═════ Record set ═════

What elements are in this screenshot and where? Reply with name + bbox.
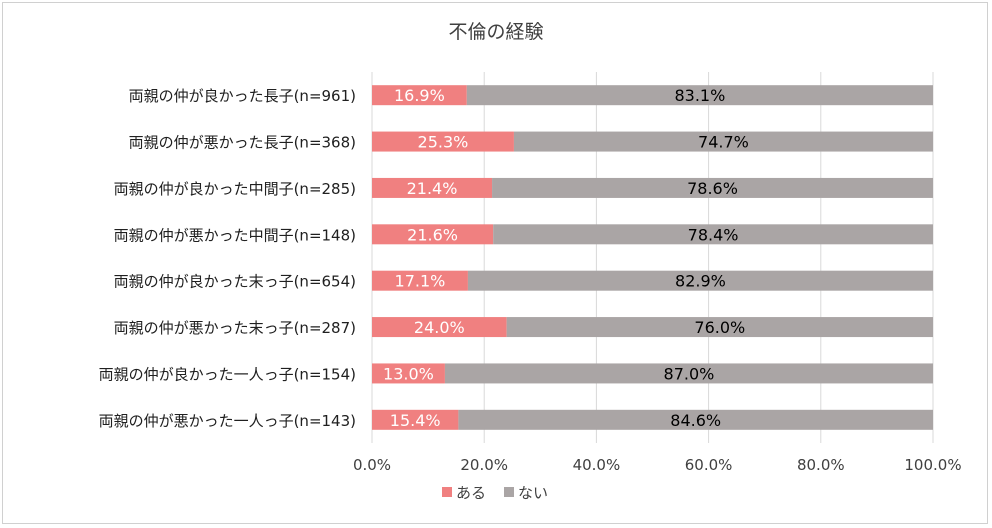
bar-segment-aru: [372, 363, 445, 384]
data-label: 76.0%: [694, 318, 745, 337]
x-tick-label: 20.0%: [460, 456, 508, 474]
category-label: 両親の仲が良かった中間子(n=285): [114, 180, 356, 198]
bar-segment-nai: [466, 85, 933, 106]
legend-swatch: [442, 487, 452, 497]
bar-segment-nai: [458, 409, 933, 430]
data-label: 25.3%: [418, 133, 469, 152]
category-label: 両親の仲が良かった一人っ子(n=154): [99, 365, 356, 383]
bar-segment-nai: [444, 363, 933, 384]
bar-segment-aru: [372, 409, 459, 430]
data-label: 78.4%: [688, 225, 739, 244]
data-label: 78.6%: [687, 179, 738, 198]
bar-segment-nai: [467, 270, 933, 291]
x-tick-label: 80.0%: [797, 456, 845, 474]
category-label: 両親の仲が良かった長子(n=961): [129, 87, 356, 105]
bar-segment-nai: [492, 177, 933, 198]
data-label: 17.1%: [395, 272, 446, 291]
bar-segment-nai: [493, 224, 933, 245]
bar-segment-nai: [506, 317, 933, 338]
data-label: 84.6%: [670, 411, 721, 430]
legend-swatch: [504, 487, 514, 497]
x-tick-label: 60.0%: [685, 456, 733, 474]
chart-title: 不倫の経験: [448, 21, 543, 43]
data-label: 24.0%: [414, 318, 465, 337]
bar-segment-aru: [372, 224, 494, 245]
legend-label: ない: [518, 484, 548, 502]
category-label: 両親の仲が悪かった末っ子(n=287): [114, 319, 356, 337]
data-label: 74.7%: [698, 133, 749, 152]
x-tick-label: 40.0%: [573, 456, 621, 474]
category-label: 両親の仲が良かった末っ子(n=654): [114, 273, 356, 291]
data-label: 16.9%: [394, 86, 445, 105]
legend-label: ある: [456, 484, 486, 502]
category-label: 両親の仲が悪かった一人っ子(n=143): [99, 412, 356, 430]
data-label: 83.1%: [674, 86, 725, 105]
bar-segment-aru: [372, 85, 467, 106]
bar-segment-aru: [372, 131, 514, 152]
data-label: 21.4%: [407, 179, 458, 198]
bar-segment-aru: [372, 270, 468, 291]
data-label: 13.0%: [383, 364, 434, 383]
data-label: 82.9%: [675, 272, 726, 291]
bar-segment-nai: [513, 131, 933, 152]
category-label: 両親の仲が悪かった長子(n=368): [129, 134, 356, 152]
x-tick-label: 100.0%: [904, 456, 961, 474]
data-label: 21.6%: [407, 225, 458, 244]
category-label: 両親の仲が悪かった中間子(n=148): [114, 226, 356, 244]
data-label: 15.4%: [390, 411, 441, 430]
bar-segment-aru: [372, 177, 493, 198]
bar-segment-aru: [372, 317, 507, 338]
x-tick-label: 0.0%: [353, 456, 391, 474]
data-label: 87.0%: [664, 364, 715, 383]
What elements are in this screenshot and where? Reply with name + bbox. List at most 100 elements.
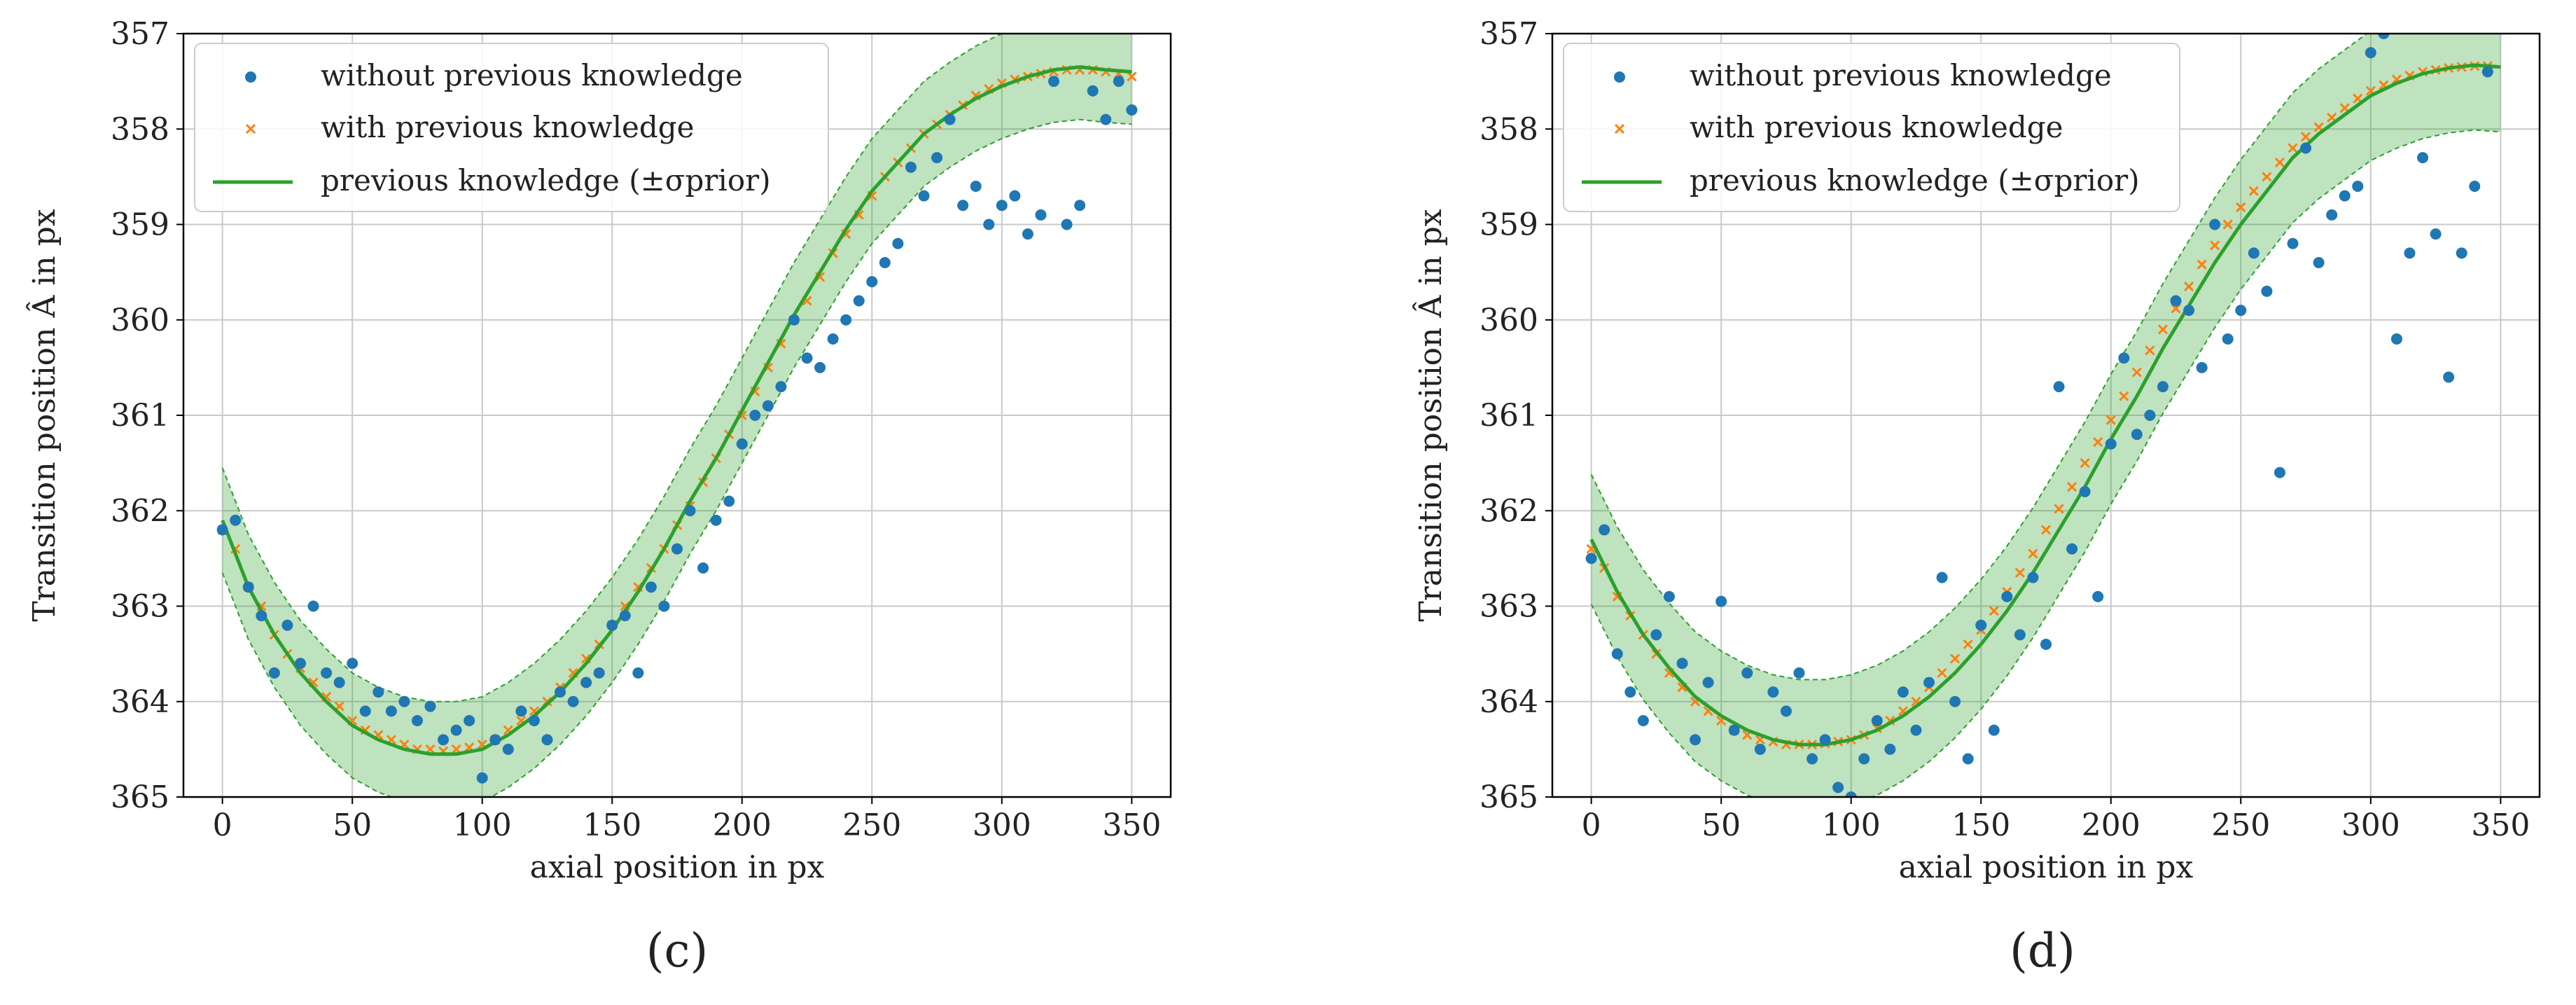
with-prior-point	[2274, 157, 2285, 167]
x-marker-stroke	[2157, 324, 2168, 335]
without-prior-point	[918, 190, 930, 202]
without-prior-point	[827, 333, 839, 345]
legend-box	[1563, 43, 2180, 212]
x-marker-stroke	[2236, 202, 2246, 213]
without-prior-point	[333, 677, 345, 688]
with-prior-point	[2054, 504, 2064, 514]
x-marker-stroke	[581, 653, 592, 664]
with-prior-point	[1127, 71, 1137, 82]
without-prior-point	[2027, 571, 2039, 583]
x-marker-stroke	[2105, 415, 2116, 425]
without-prior-point	[905, 161, 917, 173]
y-tick-label: 360	[1480, 303, 1538, 338]
without-prior-point	[957, 200, 969, 212]
x-tick-label: 150	[583, 808, 641, 843]
with-prior-point	[2105, 415, 2116, 425]
x-marker-stroke	[2119, 391, 2129, 401]
without-prior-point	[359, 705, 371, 717]
x-marker-stroke	[2028, 548, 2038, 559]
without-prior-point	[2456, 247, 2467, 259]
without-prior-point	[385, 705, 397, 717]
without-prior-point	[762, 400, 774, 412]
with-prior-point	[1989, 606, 1999, 616]
without-prior-point	[2235, 305, 2247, 317]
y-tick-label: 358	[111, 111, 169, 147]
without-prior-point	[671, 543, 683, 555]
with-prior-point	[1950, 653, 1961, 664]
with-prior-point	[2196, 259, 2207, 270]
x-tick-label: 150	[1951, 808, 2010, 843]
without-prior-point	[1858, 753, 1870, 765]
without-prior-point	[2105, 438, 2117, 450]
prior-band-lower-edge	[1590, 129, 2501, 797]
without-prior-point	[464, 715, 475, 726]
without-prior-point	[1923, 677, 1935, 688]
x-marker-stroke	[2313, 122, 2324, 132]
without-prior-point	[2053, 381, 2065, 393]
without-prior-point	[1988, 724, 2000, 736]
plot-area	[1585, 34, 2501, 797]
y-tick-label: 361	[111, 398, 169, 434]
without-prior-point	[1910, 724, 1922, 736]
without-prior-point	[2118, 352, 2130, 364]
x-tick-label: 200	[2082, 808, 2140, 843]
without-prior-point	[1585, 553, 1597, 564]
without-prior-point	[2313, 257, 2325, 268]
y-axis-label: Transition position Â in px	[1412, 209, 1449, 621]
without-prior-point	[2469, 181, 2481, 192]
x-axis-label: axial position in px	[530, 850, 825, 885]
without-prior-point	[931, 152, 943, 164]
without-prior-point	[1048, 76, 1060, 88]
without-prior-point	[555, 686, 566, 698]
x-marker-stroke	[1950, 653, 1961, 664]
x-marker-stroke	[1911, 696, 1921, 707]
without-prior-point	[2079, 486, 2091, 497]
without-prior-point	[450, 724, 462, 736]
without-prior-point	[411, 715, 423, 726]
without-prior-point	[1741, 667, 1753, 679]
without-prior-point	[645, 581, 657, 593]
x-marker-stroke	[2040, 525, 2052, 535]
without-prior-point	[2300, 142, 2312, 154]
without-prior-point	[1780, 705, 1792, 717]
without-prior-point	[749, 410, 761, 421]
without-prior-point	[541, 734, 553, 746]
without-prior-point	[424, 700, 436, 712]
without-prior-point	[1690, 734, 1701, 746]
without-prior-point	[814, 361, 826, 373]
without-prior-point	[281, 619, 293, 631]
without-prior-point	[2274, 466, 2285, 478]
x-marker-stroke	[867, 190, 877, 201]
panel-label: (d)	[2010, 924, 2075, 978]
without-prior-point	[619, 610, 631, 622]
without-prior-point	[2481, 66, 2493, 78]
without-prior-point	[1676, 658, 1688, 670]
legend-label-prior: previous knowledge (±σprior)	[321, 163, 771, 197]
with-prior-point	[2184, 282, 2194, 292]
without-prior-point	[268, 667, 280, 679]
without-prior-point	[2443, 371, 2455, 383]
x-marker-stroke	[2196, 259, 2207, 270]
with-prior-point	[2131, 367, 2142, 377]
with-prior-point	[2145, 345, 2155, 356]
prior-curve	[221, 65, 1132, 756]
legend-x-marker	[1614, 123, 1625, 134]
without-prior-point	[2326, 209, 2338, 221]
x-tick-label: 0	[1582, 808, 1601, 843]
without-prior-point	[944, 113, 956, 125]
without-prior-point	[1126, 104, 1138, 116]
without-prior-point	[2365, 47, 2376, 59]
without-prior-point	[1599, 524, 1610, 536]
legend-label-prior: previous knowledge (±σprior)	[1690, 163, 2140, 197]
with-prior-point	[2288, 143, 2298, 153]
without-prior-point	[1113, 76, 1125, 88]
chart-panel-c: 0 50 100 150 200 250 300 350 357 358 359 360 361 362 3…	[25, 16, 1172, 978]
x-marker-stroke	[2145, 345, 2155, 356]
without-prior-point	[2183, 305, 2195, 317]
without-prior-point	[528, 715, 540, 726]
x-tick-label: 350	[1102, 808, 1161, 843]
x-marker-stroke	[802, 296, 812, 306]
x-marker-stroke	[1127, 71, 1137, 82]
without-prior-point	[216, 524, 228, 536]
without-prior-point	[1871, 715, 1883, 726]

═════

## Work to be completed
Reproduce, word for word, the lines of the records from the one containing "157, 2285, 167]" through the one containing "161, 917, 173]", including both of those lines.

## Task response
with-prior-point	[2274, 157, 2285, 167]
x-marker-stroke	[2157, 324, 2168, 335]
without-prior-point	[918, 190, 930, 202]
without-prior-point	[827, 333, 839, 345]
legend-box	[1563, 43, 2180, 212]
x-marker-stroke	[2236, 202, 2246, 213]
without-prior-point	[333, 677, 345, 688]
with-prior-point	[2054, 504, 2064, 514]
x-marker-stroke	[581, 653, 592, 664]
with-prior-point	[1127, 71, 1137, 82]
without-prior-point	[2027, 571, 2039, 583]
x-marker-stroke	[2105, 415, 2116, 425]
without-prior-point	[905, 161, 917, 173]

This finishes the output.